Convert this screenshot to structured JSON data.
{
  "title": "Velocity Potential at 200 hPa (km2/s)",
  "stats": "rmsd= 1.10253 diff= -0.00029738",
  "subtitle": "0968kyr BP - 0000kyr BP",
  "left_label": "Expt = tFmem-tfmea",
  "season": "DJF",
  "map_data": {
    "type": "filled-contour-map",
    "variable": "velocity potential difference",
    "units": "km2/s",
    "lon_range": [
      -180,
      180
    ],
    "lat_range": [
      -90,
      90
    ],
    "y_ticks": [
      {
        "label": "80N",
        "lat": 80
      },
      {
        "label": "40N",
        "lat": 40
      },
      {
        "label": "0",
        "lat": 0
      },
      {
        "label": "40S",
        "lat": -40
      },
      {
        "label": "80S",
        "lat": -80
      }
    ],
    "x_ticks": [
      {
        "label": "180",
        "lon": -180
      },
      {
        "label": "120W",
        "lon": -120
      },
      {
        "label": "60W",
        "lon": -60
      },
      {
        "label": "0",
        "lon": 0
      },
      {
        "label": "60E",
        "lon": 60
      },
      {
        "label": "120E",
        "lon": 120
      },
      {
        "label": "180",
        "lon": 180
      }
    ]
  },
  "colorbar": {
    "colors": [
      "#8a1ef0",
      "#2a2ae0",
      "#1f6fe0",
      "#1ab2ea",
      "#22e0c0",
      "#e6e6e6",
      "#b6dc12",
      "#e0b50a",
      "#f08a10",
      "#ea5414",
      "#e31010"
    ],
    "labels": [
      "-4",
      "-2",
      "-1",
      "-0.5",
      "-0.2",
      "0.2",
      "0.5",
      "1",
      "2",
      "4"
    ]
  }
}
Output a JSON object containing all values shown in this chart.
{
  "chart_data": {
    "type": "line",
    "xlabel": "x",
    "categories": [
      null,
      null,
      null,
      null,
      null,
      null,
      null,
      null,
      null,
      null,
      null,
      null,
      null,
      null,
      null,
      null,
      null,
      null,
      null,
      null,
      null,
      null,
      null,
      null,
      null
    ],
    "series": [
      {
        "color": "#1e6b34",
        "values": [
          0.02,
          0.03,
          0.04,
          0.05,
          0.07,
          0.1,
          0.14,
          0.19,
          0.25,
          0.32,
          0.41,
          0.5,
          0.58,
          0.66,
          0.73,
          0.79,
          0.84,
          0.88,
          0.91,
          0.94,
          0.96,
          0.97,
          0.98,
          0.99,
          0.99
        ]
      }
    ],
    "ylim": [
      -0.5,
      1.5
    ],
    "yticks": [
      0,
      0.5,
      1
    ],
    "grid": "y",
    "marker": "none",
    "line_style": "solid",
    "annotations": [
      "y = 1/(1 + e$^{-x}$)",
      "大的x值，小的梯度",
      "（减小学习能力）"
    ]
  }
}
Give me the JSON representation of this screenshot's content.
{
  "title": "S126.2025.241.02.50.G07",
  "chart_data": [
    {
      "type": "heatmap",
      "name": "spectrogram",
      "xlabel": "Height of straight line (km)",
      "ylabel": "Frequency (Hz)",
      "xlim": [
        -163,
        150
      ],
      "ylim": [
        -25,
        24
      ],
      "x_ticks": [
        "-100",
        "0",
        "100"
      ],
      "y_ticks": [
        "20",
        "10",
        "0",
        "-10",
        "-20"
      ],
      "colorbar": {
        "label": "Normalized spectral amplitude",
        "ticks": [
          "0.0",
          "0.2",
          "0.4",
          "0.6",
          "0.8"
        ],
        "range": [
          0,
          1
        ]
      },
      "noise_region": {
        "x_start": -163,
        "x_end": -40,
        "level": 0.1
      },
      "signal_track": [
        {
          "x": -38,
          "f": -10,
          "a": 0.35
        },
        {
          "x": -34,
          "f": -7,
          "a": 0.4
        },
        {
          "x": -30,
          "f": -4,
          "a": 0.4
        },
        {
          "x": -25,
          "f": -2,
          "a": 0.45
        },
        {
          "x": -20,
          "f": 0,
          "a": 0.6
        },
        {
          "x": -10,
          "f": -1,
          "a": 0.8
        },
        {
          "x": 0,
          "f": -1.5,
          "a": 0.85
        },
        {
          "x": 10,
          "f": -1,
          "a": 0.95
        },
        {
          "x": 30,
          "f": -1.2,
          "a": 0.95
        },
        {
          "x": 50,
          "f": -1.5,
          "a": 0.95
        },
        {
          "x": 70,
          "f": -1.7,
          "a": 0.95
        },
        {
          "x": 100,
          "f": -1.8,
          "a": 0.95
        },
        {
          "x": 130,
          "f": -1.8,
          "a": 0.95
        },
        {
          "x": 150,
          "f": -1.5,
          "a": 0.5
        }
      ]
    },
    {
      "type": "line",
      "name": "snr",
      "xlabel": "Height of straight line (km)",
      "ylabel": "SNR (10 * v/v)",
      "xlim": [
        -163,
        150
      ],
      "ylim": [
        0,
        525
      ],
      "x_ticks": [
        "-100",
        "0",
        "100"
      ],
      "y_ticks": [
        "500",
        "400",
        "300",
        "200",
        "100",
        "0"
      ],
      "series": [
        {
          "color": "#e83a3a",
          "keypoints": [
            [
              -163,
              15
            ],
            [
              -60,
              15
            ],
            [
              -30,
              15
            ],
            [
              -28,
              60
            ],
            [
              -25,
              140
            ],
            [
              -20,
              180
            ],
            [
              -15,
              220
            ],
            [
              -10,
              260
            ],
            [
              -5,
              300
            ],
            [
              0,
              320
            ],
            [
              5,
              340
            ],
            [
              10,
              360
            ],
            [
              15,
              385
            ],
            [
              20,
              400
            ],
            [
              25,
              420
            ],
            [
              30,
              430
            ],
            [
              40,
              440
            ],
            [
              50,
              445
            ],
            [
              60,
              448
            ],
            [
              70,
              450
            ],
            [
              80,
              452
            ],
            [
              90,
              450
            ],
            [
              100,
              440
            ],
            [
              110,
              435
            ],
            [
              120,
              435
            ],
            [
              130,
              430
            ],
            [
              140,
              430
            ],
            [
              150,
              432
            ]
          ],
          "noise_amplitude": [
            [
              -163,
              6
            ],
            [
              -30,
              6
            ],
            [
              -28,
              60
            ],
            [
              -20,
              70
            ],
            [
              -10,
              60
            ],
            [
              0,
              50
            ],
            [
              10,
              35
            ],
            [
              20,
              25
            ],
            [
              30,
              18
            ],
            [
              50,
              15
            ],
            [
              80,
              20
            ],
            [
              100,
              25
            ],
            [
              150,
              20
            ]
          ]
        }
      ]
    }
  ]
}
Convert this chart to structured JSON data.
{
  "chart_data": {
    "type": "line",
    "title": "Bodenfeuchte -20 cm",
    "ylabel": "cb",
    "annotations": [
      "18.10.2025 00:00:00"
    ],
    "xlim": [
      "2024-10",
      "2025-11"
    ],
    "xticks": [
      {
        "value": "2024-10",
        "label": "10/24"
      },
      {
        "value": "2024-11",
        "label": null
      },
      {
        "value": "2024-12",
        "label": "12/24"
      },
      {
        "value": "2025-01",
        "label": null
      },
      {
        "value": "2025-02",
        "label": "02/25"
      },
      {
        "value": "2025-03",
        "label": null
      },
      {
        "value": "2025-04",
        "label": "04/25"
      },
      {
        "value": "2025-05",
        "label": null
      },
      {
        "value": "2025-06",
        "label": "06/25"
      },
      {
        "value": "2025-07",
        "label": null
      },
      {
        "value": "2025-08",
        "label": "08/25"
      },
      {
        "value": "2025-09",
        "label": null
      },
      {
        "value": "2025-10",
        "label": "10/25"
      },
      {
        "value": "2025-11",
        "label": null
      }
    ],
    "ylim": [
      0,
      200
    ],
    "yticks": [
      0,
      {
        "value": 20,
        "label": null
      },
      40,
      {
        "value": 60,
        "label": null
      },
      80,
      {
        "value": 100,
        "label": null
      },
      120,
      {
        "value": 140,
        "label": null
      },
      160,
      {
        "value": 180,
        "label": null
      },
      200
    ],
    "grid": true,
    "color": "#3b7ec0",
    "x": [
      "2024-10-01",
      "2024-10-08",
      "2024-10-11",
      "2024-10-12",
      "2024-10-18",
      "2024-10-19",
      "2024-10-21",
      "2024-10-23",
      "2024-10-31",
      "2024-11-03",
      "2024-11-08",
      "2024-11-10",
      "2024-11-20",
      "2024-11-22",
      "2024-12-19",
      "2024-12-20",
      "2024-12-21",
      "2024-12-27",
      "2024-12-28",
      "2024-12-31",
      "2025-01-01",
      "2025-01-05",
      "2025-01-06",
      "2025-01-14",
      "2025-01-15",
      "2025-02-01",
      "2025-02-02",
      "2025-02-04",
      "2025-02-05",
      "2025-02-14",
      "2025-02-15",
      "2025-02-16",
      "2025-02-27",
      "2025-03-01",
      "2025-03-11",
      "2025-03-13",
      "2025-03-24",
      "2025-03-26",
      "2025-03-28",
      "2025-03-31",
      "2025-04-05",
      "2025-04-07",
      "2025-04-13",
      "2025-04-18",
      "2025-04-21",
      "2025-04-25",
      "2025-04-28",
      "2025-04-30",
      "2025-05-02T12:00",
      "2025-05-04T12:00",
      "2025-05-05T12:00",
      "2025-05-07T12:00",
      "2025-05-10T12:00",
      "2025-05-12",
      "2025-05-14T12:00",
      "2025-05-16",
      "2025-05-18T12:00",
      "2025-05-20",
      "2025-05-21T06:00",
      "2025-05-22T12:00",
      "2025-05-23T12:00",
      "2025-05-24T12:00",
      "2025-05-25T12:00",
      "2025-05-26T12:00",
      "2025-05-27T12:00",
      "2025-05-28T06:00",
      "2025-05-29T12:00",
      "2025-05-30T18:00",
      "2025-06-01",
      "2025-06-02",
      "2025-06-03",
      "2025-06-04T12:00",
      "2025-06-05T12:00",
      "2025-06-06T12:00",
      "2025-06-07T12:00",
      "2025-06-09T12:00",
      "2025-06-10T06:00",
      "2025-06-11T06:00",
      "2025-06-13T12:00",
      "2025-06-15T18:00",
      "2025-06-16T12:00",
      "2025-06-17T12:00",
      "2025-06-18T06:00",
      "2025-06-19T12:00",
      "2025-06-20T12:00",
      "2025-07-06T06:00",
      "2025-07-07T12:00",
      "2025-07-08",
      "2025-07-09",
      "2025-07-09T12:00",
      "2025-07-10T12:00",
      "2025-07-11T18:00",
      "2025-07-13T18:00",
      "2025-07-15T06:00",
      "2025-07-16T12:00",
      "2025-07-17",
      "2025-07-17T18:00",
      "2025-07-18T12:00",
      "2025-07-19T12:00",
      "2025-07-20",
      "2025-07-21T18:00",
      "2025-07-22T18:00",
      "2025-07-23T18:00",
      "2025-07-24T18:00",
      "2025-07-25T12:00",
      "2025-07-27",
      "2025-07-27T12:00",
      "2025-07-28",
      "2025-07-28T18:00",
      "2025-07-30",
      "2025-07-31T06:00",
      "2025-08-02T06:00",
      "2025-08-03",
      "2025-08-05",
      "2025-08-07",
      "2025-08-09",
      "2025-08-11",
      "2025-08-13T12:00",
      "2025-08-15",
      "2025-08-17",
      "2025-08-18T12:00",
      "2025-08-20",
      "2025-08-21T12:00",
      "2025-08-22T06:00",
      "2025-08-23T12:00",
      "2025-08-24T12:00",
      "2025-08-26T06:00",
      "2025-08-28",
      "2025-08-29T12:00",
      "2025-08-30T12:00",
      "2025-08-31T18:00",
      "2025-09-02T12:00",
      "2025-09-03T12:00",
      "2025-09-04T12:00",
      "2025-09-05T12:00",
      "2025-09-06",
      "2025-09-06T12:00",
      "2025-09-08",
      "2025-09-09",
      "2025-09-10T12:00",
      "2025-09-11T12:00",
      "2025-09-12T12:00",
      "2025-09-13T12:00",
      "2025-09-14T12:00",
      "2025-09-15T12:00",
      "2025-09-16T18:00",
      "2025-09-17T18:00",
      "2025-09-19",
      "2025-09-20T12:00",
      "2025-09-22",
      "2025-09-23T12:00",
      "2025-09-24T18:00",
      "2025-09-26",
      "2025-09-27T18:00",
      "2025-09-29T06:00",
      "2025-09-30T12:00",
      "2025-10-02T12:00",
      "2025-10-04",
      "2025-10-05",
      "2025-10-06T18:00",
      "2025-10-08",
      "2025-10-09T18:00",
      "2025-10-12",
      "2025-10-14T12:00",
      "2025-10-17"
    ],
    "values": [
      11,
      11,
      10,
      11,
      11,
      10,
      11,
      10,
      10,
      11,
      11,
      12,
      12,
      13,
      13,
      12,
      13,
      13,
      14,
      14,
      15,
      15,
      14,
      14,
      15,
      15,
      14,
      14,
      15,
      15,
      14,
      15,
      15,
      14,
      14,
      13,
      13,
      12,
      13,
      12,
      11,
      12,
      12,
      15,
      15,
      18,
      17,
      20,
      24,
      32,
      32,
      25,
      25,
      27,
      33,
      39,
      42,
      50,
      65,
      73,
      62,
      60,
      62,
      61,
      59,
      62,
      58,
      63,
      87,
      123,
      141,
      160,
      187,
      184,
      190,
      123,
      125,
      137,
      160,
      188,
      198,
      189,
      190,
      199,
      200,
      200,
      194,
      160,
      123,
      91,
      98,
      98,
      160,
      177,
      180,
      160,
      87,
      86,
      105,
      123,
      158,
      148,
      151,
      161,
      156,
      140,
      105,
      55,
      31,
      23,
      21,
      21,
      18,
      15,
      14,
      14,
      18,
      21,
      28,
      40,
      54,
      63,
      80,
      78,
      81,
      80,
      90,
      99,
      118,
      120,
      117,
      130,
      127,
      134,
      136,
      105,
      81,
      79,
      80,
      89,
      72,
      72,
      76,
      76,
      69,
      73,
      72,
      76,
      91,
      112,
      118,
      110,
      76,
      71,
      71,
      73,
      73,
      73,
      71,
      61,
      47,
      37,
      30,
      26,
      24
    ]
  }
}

● ● ● ●

Count the lines above that contain the word "screenshot". Give only the number.

2